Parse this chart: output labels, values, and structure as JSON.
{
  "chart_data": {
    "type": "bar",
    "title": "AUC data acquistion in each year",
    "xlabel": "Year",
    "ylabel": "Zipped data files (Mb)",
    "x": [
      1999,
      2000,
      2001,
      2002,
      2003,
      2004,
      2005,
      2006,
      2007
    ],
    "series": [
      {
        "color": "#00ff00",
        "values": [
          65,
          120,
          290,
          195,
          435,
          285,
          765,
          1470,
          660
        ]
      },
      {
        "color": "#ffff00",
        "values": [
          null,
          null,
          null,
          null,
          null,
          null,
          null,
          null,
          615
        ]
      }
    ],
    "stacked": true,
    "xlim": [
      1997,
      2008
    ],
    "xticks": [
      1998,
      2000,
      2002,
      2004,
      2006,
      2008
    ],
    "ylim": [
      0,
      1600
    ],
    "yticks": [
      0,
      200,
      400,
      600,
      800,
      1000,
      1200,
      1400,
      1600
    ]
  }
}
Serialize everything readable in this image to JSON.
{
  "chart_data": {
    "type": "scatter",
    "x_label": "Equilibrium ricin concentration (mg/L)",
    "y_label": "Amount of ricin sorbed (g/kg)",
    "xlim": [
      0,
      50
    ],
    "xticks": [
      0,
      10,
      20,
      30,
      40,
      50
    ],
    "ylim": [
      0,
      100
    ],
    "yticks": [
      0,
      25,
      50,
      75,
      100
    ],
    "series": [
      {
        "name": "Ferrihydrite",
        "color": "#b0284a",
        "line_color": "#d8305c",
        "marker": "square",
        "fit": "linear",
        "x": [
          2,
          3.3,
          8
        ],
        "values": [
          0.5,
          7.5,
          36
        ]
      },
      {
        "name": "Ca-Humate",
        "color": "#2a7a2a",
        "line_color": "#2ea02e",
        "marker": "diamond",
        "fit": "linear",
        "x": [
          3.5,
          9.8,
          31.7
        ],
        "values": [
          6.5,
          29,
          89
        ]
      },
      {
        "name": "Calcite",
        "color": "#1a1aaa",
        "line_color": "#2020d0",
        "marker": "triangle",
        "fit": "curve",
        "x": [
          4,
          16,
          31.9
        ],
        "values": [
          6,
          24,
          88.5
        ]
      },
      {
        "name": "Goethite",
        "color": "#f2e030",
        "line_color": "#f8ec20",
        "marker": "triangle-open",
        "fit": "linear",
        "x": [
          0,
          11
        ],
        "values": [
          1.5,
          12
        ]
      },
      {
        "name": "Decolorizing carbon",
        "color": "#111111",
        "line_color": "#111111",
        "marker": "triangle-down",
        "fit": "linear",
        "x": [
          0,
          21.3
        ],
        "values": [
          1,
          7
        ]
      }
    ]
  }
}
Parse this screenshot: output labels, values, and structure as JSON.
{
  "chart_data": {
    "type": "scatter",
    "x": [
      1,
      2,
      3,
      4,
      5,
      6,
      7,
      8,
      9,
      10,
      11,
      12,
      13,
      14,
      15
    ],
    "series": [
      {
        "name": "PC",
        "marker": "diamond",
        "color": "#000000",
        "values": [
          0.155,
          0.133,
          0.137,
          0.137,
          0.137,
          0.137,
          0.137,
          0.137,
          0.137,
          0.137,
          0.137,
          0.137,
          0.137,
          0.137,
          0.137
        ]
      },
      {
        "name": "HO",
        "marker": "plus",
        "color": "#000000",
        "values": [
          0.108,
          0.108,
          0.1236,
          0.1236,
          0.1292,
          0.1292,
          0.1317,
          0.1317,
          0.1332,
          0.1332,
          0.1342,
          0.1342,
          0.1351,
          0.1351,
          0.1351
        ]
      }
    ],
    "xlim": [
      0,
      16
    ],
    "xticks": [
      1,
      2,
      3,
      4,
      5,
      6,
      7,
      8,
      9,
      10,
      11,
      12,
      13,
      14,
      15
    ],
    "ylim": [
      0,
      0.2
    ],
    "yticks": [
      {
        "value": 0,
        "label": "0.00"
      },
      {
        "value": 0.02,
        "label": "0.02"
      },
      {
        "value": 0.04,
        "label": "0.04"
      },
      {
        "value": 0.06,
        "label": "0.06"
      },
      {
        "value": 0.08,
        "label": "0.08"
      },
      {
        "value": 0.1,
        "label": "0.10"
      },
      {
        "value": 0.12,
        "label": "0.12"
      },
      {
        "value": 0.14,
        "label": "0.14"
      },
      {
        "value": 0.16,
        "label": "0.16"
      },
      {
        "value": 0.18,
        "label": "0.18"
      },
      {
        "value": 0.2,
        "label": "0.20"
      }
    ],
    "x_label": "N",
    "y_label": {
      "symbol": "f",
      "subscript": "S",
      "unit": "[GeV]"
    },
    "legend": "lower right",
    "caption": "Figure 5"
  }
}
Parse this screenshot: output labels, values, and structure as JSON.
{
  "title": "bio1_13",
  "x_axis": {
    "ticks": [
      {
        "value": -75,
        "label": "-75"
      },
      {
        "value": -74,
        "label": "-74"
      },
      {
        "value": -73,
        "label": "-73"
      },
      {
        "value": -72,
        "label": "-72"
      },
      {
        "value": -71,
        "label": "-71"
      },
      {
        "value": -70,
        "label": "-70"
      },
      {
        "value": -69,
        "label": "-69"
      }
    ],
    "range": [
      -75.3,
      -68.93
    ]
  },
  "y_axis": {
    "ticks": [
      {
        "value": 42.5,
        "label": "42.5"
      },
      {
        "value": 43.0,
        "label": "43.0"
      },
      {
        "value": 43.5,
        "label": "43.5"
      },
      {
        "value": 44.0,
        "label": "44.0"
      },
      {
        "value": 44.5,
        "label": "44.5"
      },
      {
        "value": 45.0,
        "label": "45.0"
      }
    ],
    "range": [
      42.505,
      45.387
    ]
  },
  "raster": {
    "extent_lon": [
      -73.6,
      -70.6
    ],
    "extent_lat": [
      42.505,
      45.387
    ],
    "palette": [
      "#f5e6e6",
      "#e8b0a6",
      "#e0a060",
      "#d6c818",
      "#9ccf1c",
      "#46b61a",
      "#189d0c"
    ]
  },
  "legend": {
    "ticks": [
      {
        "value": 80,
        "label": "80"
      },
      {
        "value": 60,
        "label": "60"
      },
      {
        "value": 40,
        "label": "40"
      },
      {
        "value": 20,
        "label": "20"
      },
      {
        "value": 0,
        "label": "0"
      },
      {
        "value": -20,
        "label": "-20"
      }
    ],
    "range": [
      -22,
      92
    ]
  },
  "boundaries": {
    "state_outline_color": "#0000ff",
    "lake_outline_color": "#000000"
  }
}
▬▬▬
INSTRUCTIONS TO FOLLOW
Retype the records in full. Keep every line identical to the original.

WORKED SOLUTION
Parse this chart: output labels, values, and structure as JSON.
{
  "chart_data": {
    "type": "bar",
    "title": "AUC data acquistion in each year",
    "xlabel": "Year",
    "ylabel": "Zipped data files (Mb)",
    "x": [
      1999,
      2000,
      2001,
      2002,
      2003,
      2004,
      2005,
      2006,
      2007
    ],
    "series": [
      {
        "color": "#00ff00",
        "values": [
          65,
          120,
          290,
          195,
          435,
          285,
          765,
          1470,
          660
        ]
      },
      {
        "color": "#ffff00",
        "values": [
          null,
          null,
          null,
          null,
          null,
          null,
          null,
          null,
          615
        ]
      }
    ],
    "stacked": true,
    "xlim": [
      1997,
      2008
    ],
    "xticks": [
      1998,
      2000,
      2002,
      2004,
      2006,
      2008
    ],
    "ylim": [
      0,
      1600
    ],
    "yticks": [
      0,
      200,
      400,
      600,
      800,
      1000,
      1200,
      1400,
      1600
    ]
  }
}
Serialize everything readable in this image to JSON.
{
  "chart_data": {
    "type": "scatter",
    "x_label": "Equilibrium ricin concentration (mg/L)",
    "y_label": "Amount of ricin sorbed (g/kg)",
    "xlim": [
      0,
      50
    ],
    "xticks": [
      0,
      10,
      20,
      30,
      40,
      50
    ],
    "ylim": [
      0,
      100
    ],
    "yticks": [
      0,
      25,
      50,
      75,
      100
    ],
    "series": [
      {
        "name": "Ferrihydrite",
        "color": "#b0284a",
        "line_color": "#d8305c",
        "marker": "square",
        "fit": "linear",
        "x": [
          2,
          3.3,
          8
        ],
        "values": [
          0.5,
          7.5,
          36
        ]
      },
      {
        "name": "Ca-Humate",
        "color": "#2a7a2a",
        "line_color": "#2ea02e",
        "marker": "diamond",
        "fit": "linear",
        "x": [
          3.5,
          9.8,
          31.7
        ],
        "values": [
          6.5,
          29,
          89
        ]
      },
      {
        "name": "Calcite",
        "color": "#1a1aaa",
        "line_color": "#2020d0",
        "marker": "triangle",
        "fit": "curve",
        "x": [
          4,
          16,
          31.9
        ],
        "values": [
          6,
          24,
          88.5
        ]
      },
      {
        "name": "Goethite",
        "color": "#f2e030",
        "line_color": "#f8ec20",
        "marker": "triangle-open",
        "fit": "linear",
        "x": [
          0,
          11
        ],
        "values": [
          1.5,
          12
        ]
      },
      {
        "name": "Decolorizing carbon",
        "color": "#111111",
        "line_color": "#111111",
        "marker": "triangle-down",
        "fit": "linear",
        "x": [
          0,
          21.3
        ],
        "values": [
          1,
          7
        ]
      }
    ]
  }
}
Parse this screenshot: output labels, values, and structure as JSON.
{
  "chart_data": {
    "type": "scatter",
    "x": [
      1,
      2,
      3,
      4,
      5,
      6,
      7,
      8,
      9,
      10,
      11,
      12,
      13,
      14,
      15
    ],
    "series": [
      {
        "name": "PC",
        "marker": "diamond",
        "color": "#000000",
        "values": [
          0.155,
          0.133,
          0.137,
          0.137,
          0.137,
          0.137,
          0.137,
          0.137,
          0.137,
          0.137,
          0.137,
          0.137,
          0.137,
          0.137,
          0.137
        ]
      },
      {
        "name": "HO",
        "marker": "plus",
        "color": "#000000",
        "values": [
          0.108,
          0.108,
          0.1236,
          0.1236,
          0.1292,
          0.1292,
          0.1317,
          0.1317,
          0.1332,
          0.1332,
          0.1342,
          0.1342,
          0.1351,
          0.1351,
          0.1351
        ]
      }
    ],
    "xlim": [
      0,
      16
    ],
    "xticks": [
      1,
      2,
      3,
      4,
      5,
      6,
      7,
      8,
      9,
      10,
      11,
      12,
      13,
      14,
      15
    ],
    "ylim": [
      0,
      0.2
    ],
    "yticks": [
      {
        "value": 0,
        "label": "0.00"
      },
      {
        "value": 0.02,
        "label": "0.02"
      },
      {
        "value": 0.04,
        "label": "0.04"
      },
      {
        "value": 0.06,
        "label": "0.06"
      },
      {
        "value": 0.08,
        "label": "0.08"
      },
      {
        "value": 0.1,
        "label": "0.10"
      },
      {
        "value": 0.12,
        "label": "0.12"
      },
      {
        "value": 0.14,
        "label": "0.14"
      },
      {
        "value": 0.16,
        "label": "0.16"
      },
      {
        "value": 0.18,
        "label": "0.18"
      },
      {
        "value": 0.2,
        "label": "0.20"
      }
    ],
    "x_label": "N",
    "y_label": {
      "symbol": "f",
      "subscript": "S",
      "unit": "[GeV]"
    },
    "legend": "lower right",
    "caption": "Figure 5"
  }
}
Parse this screenshot: output labels, values, and structure as JSON.
{
  "title": "bio1_13",
  "x_axis": {
    "ticks": [
      {
        "value": -75,
        "label": "-75"
      },
      {
        "value": -74,
        "label": "-74"
      },
      {
        "value": -73,
        "label": "-73"
      },
      {
        "value": -72,
        "label": "-72"
      },
      {
        "value": -71,
        "label": "-71"
      },
      {
        "value": -70,
        "label": "-70"
      },
      {
        "value": -69,
        "label": "-69"
      }
    ],
    "range": [
      -75.3,
      -68.93
    ]
  },
  "y_axis": {
    "ticks": [
      {
        "value": 42.5,
        "label": "42.5"
      },
      {
        "value": 43.0,
        "label": "43.0"
      },
      {
        "value": 43.5,
        "label": "43.5"
      },
      {
        "value": 44.0,
        "label": "44.0"
      },
      {
        "value": 44.5,
        "label": "44.5"
      },
      {
        "value": 45.0,
        "label": "45.0"
      }
    ],
    "range": [
      42.505,
      45.387
    ]
  },
  "raster": {
    "extent_lon": [
      -73.6,
      -70.6
    ],
    "extent_lat": [
      42.505,
      45.387
    ],
    "palette": [
      "#f5e6e6",
      "#e8b0a6",
      "#e0a060",
      "#d6c818",
      "#9ccf1c",
      "#46b61a",
      "#189d0c"
    ]
  },
  "legend": {
    "ticks": [
      {
        "value": 80,
        "label": "80"
      },
      {
        "value": 60,
        "label": "60"
      },
      {
        "value": 40,
        "label": "40"
      },
      {
        "value": 20,
        "label": "20"
      },
      {
        "value": 0,
        "label": "0"
      },
      {
        "value": -20,
        "label": "-20"
      }
    ],
    "range": [
      -22,
      92
    ]
  },
  "boundaries": {
    "state_outline_color": "#0000ff",
    "lake_outline_color": "#000000"
  }
}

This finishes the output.